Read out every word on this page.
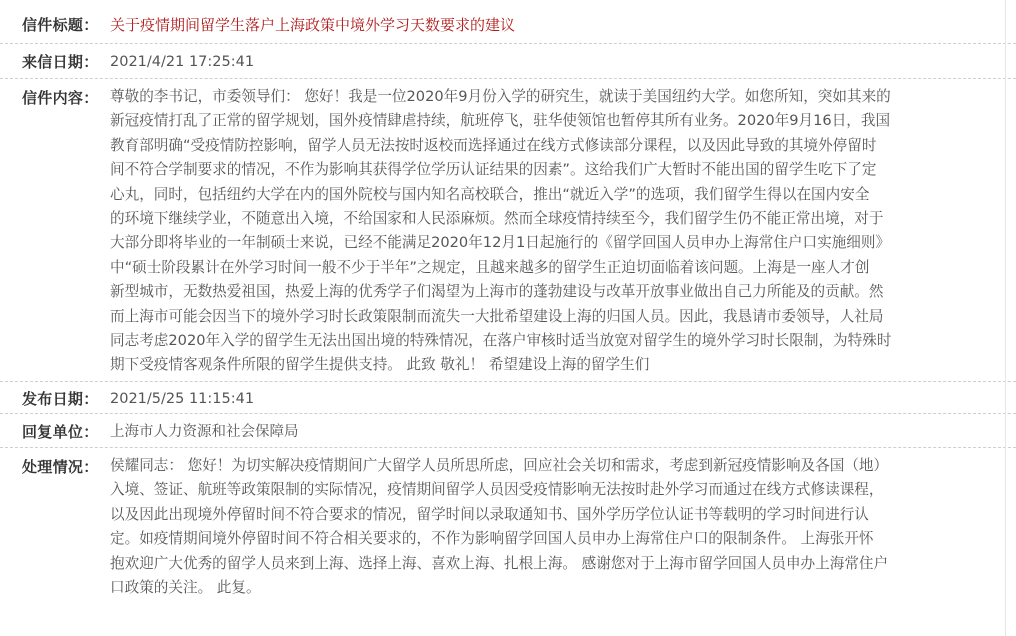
信件标题： 关于疫情期间留学生落户上海政策中境外学习天数要求的建议
来信日期： 2021/4/21 17:25:41
信件内容： 尊敬的李书记，市委领导们： 您好！我是一位2020年9月份入学的研究生，就读于美国纽约大学。如您所知，突如其来的
新冠疫情打乱了正常的留学规划，国外疫情肆虐持续，航班停飞，驻华使领馆也暂停其所有业务。2020年9月16日，我国
教育部明确“受疫情防控影响，留学人员无法按时返校而选择通过在线方式修读部分课程，以及因此导致的其境外停留时
间不符合学制要求的情况，不作为影响其获得学位学历认证结果的因素”。这给我们广大暂时不能出国的留学生吃下了定
心丸，同时，包括纽约大学在内的国外院校与国内知名高校联合，推出“就近入学”的选项，我们留学生得以在国内安全
的环境下继续学业，不随意出入境，不给国家和人民添麻烦。然而全球疫情持续至今，我们留学生仍不能正常出境，对于
大部分即将毕业的一年制硕士来说，已经不能满足2020年12月1日起施行的《留学回国人员申办上海常住户口实施细则》
中“硕士阶段累计在外学习时间一般不少于半年”之规定，且越来越多的留学生正迫切面临着该问题。上海是一座人才创
新型城市，无数热爱祖国，热爱上海的优秀学子们渴望为上海市的蓬勃建设与改革开放事业做出自己力所能及的贡献。然
而上海市可能会因当下的境外学习时长政策限制而流失一大批希望建设上海的归国人员。因此，我恳请市委领导，人社局
同志考虑2020年入学的留学生无法出国出境的特殊情况，在落户审核时适当放宽对留学生的境外学习时长限制，为特殊时
期下受疫情客观条件所限的留学生提供支持。 此致 敬礼！ 希望建设上海的留学生们
发布日期： 2021/5/25 11:15:41
回复单位： 上海市人力资源和社会保障局
处理情况： 侯耀同志： 您好！为切实解决疫情期间广大留学人员所思所虑，回应社会关切和需求，考虑到新冠疫情影响及各国（地）
入境、签证、航班等政策限制的实际情况，疫情期间留学人员因受疫情影响无法按时赴外学习而通过在线方式修读课程，
以及因此出现境外停留时间不符合要求的情况，留学时间以录取通知书、国外学历学位认证书等载明的学习时间进行认
定。如疫情期间境外停留时间不符合相关要求的，不作为影响留学回国人员申办上海常住户口的限制条件。 上海张开怀
抱欢迎广大优秀的留学人员来到上海、选择上海、喜欢上海、扎根上海。 感谢您对于上海市留学回国人员申办上海常住户
口政策的关注。 此复。
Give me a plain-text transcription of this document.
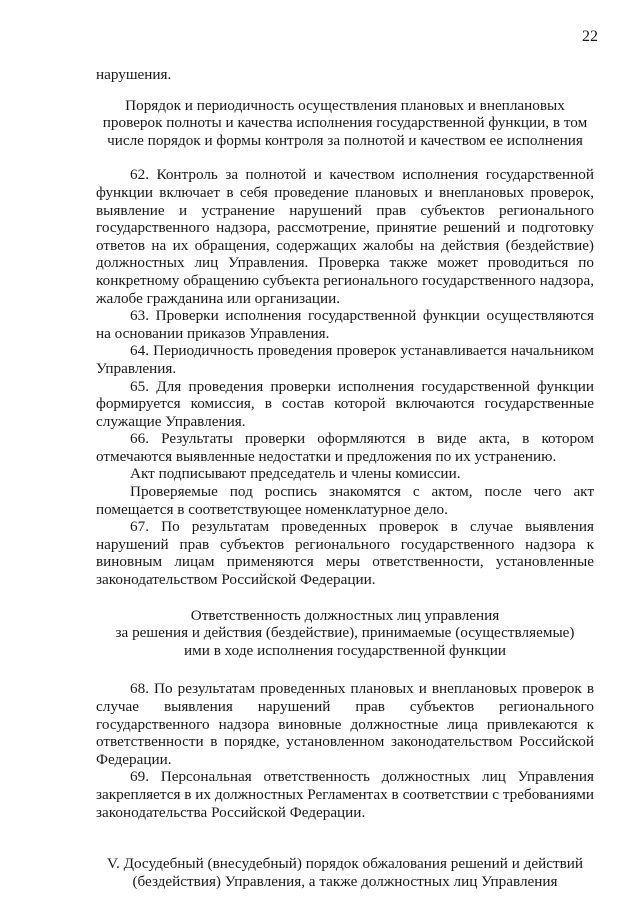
22

нарушения.

Порядок и периодичность осуществления плановых и внеплановых проверок полноты и качества исполнения государственной функции, в том числе порядок и формы контроля за полнотой и качеством ее исполнения

62. Контроль за полнотой и качеством исполнения государственной функции включает в себя проведение плановых и внеплановых проверок, выявление и устранение нарушений прав субъектов регионального государственного надзора, рассмотрение, принятие решений и подготовку ответов на их обращения, содержащих жалобы на действия (бездействие) должностных лиц Управления. Проверка также может проводиться по конкретному обращению субъекта регионального государственного надзора, жалобе гражданина или организации.

63. Проверки исполнения государственной функции осуществляются на основании приказов Управления.

64. Периодичность проведения проверок устанавливается начальником Управления.

65. Для проведения проверки исполнения государственной функции формируется комиссия, в состав которой включаются государственные служащие Управления.

66. Результаты проверки оформляются в виде акта, в котором отмечаются выявленные недостатки и предложения по их устранению.

Акт подписывают председатель и члены комиссии.

Проверяемые под роспись знакомятся с актом, после чего акт помещается в соответствующее номенклатурное дело.

67. По результатам проведенных проверок в случае выявления нарушений прав субъектов регионального государственного надзора к виновным лицам применяются меры ответственности, установленные законодательством Российской Федерации.

Ответственность должностных лиц управления
за решения и действия (бездействие), принимаемые (осуществляемые)
ими в ходе исполнения государственной функции

68. По результатам проведенных плановых и внеплановых проверок в случае выявления нарушений прав субъектов регионального государственного надзора виновные должностные лица привлекаются к ответственности в порядке, установленном законодательством Российской Федерации.

69. Персональная ответственность должностных лиц Управления закрепляется в их должностных Регламентах в соответствии с требованиями законодательства Российской Федерации.

V. Досудебный (внесудебный) порядок обжалования решений и действий
(бездействия) Управления, а также должностных лиц Управления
────────────────
◆ Given request
Where a line holds the string "законодательством", copy that line.

◆ Result below
67. По результатам проведенных проверок в случае выявления нарушений прав субъектов регионального государственного надзора к виновным лицам применяются меры ответственности, установленные законодательством Российской Федерации.
68. По результатам проведенных плановых и внеплановых проверок в случае выявления нарушений прав субъектов регионального государственного надзора виновные должностные лица привлекаются к ответственности в порядке, установленном законодательством Российской Федерации.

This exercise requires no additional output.